== INFORMATION GIVEN ==

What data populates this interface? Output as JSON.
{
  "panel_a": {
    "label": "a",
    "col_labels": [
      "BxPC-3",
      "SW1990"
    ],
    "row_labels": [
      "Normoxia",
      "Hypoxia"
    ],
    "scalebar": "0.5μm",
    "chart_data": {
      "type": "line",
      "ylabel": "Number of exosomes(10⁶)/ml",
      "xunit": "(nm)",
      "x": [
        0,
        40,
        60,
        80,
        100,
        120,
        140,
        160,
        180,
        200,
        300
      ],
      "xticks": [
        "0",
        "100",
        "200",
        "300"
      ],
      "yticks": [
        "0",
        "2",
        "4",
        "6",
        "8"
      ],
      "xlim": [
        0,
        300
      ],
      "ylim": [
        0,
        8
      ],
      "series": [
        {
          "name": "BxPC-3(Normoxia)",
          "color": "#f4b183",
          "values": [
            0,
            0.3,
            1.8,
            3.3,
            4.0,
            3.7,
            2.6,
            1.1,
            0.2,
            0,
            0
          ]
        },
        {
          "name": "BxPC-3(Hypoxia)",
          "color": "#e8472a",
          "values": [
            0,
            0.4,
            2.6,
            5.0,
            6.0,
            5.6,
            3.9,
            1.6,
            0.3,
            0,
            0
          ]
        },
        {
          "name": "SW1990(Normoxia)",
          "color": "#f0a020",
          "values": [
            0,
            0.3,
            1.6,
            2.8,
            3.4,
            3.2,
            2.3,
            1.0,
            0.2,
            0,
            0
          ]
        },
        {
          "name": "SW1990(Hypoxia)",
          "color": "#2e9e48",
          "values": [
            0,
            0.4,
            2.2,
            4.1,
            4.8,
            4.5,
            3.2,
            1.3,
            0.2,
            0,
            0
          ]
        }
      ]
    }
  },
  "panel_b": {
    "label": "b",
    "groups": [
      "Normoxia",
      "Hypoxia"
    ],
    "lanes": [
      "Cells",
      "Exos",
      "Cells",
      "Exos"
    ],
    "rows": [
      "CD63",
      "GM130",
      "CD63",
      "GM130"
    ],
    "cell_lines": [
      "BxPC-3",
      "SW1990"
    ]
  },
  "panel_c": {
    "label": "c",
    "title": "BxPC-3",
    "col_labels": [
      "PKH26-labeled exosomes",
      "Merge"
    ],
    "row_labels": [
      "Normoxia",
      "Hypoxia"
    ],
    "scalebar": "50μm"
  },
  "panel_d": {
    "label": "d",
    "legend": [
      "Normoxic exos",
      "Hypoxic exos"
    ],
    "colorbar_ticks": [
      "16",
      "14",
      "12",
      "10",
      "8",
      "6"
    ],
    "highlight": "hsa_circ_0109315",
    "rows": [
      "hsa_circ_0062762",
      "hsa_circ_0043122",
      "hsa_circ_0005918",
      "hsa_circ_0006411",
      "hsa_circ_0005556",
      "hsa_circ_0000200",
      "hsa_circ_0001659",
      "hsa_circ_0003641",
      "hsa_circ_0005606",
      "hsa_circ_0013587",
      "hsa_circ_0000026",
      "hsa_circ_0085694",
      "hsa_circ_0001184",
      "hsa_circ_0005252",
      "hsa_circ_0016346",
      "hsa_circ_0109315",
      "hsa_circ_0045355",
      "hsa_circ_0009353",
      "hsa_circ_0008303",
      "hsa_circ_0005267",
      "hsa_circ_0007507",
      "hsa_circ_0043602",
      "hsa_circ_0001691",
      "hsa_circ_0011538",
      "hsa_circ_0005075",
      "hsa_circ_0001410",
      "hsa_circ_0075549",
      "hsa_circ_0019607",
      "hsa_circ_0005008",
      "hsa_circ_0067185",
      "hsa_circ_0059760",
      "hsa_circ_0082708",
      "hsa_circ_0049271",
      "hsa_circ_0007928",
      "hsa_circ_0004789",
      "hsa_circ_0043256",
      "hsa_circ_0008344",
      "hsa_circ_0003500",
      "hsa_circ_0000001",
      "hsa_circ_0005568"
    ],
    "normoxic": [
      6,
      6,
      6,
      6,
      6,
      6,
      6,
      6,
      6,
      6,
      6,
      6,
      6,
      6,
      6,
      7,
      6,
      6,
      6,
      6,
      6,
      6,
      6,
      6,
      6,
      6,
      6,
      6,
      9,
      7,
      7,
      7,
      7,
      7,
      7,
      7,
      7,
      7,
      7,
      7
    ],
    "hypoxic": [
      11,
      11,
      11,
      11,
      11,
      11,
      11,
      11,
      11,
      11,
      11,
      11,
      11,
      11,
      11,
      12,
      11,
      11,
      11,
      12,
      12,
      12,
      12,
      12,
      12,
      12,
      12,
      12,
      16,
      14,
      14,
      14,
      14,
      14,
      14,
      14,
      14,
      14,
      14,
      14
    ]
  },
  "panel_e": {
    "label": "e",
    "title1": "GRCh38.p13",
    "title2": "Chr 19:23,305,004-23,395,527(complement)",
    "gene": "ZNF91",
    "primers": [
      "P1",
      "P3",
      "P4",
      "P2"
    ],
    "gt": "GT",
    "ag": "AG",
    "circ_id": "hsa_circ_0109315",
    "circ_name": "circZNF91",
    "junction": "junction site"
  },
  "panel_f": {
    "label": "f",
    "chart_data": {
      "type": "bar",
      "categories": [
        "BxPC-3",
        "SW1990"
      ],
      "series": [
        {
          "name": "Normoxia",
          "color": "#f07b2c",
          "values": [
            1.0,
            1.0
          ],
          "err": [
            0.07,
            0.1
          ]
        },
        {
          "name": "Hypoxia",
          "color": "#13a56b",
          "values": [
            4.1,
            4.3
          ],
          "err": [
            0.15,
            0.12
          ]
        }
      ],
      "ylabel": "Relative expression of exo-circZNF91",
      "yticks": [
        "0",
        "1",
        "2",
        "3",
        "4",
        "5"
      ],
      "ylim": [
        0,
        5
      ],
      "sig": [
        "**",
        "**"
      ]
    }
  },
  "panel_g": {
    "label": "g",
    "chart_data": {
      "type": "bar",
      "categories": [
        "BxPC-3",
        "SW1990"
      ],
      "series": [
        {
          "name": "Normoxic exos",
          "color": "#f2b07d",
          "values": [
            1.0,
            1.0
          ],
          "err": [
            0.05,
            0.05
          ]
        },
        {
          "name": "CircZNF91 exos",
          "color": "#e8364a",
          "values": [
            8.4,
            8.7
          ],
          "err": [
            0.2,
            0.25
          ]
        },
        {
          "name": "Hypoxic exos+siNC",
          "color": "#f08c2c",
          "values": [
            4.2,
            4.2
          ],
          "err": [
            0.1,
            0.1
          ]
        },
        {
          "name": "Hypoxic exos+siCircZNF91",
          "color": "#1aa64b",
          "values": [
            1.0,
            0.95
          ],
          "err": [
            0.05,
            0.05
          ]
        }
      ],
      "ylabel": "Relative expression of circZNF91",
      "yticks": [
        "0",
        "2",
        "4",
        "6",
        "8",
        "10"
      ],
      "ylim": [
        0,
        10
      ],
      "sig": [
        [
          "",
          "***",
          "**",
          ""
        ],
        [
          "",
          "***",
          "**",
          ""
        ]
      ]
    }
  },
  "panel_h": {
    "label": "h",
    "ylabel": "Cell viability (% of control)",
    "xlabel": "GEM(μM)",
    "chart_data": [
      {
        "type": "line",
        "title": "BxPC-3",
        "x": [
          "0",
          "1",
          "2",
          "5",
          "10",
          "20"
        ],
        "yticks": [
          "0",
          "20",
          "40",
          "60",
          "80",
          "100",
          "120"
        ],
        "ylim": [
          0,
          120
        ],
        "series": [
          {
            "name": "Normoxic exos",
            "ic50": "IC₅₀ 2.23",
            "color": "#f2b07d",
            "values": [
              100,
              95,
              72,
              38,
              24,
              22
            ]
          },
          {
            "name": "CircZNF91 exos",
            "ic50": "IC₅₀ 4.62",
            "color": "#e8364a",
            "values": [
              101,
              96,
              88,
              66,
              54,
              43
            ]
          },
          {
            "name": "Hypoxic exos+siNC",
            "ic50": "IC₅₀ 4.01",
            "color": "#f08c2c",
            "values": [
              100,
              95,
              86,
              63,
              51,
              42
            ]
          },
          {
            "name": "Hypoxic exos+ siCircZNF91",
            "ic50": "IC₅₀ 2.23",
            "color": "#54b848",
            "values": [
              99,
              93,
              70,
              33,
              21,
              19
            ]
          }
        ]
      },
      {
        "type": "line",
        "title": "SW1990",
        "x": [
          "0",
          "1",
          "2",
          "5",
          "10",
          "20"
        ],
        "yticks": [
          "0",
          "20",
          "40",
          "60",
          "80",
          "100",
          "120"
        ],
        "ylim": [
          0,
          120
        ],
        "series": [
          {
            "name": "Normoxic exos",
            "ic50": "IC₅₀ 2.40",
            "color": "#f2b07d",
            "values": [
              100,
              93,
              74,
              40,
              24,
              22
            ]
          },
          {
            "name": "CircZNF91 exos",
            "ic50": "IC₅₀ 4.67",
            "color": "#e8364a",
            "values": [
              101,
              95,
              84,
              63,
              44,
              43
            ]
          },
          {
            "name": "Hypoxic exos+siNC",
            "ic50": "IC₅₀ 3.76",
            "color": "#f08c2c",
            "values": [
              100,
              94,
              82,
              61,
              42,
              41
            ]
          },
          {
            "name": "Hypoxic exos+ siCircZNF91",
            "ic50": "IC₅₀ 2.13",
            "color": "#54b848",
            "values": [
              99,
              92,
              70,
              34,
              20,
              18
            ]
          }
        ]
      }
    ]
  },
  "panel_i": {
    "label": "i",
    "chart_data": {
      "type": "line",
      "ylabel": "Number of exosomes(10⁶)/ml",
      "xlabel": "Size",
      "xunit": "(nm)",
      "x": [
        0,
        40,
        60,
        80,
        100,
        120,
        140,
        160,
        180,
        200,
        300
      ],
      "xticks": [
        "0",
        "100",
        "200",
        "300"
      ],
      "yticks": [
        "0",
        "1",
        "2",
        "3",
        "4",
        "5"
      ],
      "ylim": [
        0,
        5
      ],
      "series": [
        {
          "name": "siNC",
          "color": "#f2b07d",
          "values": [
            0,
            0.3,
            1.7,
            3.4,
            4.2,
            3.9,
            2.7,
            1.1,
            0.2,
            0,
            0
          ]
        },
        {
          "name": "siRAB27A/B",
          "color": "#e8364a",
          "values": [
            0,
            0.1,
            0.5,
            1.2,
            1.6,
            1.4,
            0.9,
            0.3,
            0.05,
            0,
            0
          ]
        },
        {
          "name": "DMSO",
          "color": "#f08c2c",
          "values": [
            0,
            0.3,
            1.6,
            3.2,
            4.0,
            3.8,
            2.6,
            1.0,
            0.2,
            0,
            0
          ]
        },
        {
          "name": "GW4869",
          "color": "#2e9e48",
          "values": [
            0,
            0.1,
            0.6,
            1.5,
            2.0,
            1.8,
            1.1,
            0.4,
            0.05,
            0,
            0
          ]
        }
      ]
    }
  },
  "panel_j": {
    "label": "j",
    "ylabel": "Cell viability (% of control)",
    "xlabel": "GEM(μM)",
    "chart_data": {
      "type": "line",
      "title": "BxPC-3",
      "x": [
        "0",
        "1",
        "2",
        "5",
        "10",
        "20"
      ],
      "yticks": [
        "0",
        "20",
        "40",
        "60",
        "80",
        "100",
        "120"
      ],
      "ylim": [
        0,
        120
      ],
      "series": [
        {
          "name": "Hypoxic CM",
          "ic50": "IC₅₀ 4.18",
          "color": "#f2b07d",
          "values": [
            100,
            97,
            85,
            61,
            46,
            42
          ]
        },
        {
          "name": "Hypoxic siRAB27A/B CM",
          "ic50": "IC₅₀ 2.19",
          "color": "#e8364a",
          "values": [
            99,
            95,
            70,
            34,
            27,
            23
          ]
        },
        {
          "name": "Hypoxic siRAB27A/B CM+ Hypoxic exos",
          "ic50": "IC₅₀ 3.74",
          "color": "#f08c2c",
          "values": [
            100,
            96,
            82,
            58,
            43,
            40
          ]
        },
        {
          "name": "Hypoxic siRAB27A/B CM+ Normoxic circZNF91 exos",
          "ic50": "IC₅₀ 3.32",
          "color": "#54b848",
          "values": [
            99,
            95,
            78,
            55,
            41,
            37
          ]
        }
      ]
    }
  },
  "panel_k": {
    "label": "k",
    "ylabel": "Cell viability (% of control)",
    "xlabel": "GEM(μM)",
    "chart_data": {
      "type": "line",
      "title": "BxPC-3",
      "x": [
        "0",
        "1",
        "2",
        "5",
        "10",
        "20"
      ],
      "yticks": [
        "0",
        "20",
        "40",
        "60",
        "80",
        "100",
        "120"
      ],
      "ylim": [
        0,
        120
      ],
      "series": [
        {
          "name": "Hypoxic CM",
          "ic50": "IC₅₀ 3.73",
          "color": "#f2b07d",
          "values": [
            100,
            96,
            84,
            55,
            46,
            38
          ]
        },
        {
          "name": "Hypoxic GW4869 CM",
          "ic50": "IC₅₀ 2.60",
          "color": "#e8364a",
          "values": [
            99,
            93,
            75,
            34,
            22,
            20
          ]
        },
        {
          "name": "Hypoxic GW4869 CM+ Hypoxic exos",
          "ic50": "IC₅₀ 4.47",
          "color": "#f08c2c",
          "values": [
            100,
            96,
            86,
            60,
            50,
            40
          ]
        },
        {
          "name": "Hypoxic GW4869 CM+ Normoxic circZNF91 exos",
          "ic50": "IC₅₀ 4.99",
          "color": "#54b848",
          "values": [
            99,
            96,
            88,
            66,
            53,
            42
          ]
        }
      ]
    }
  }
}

===

WRITTEN EXERCISE: The word "BxPC" may appear on some lines. Report how many lines hold it, giving the number alone.

EXERCISE RESULT: 10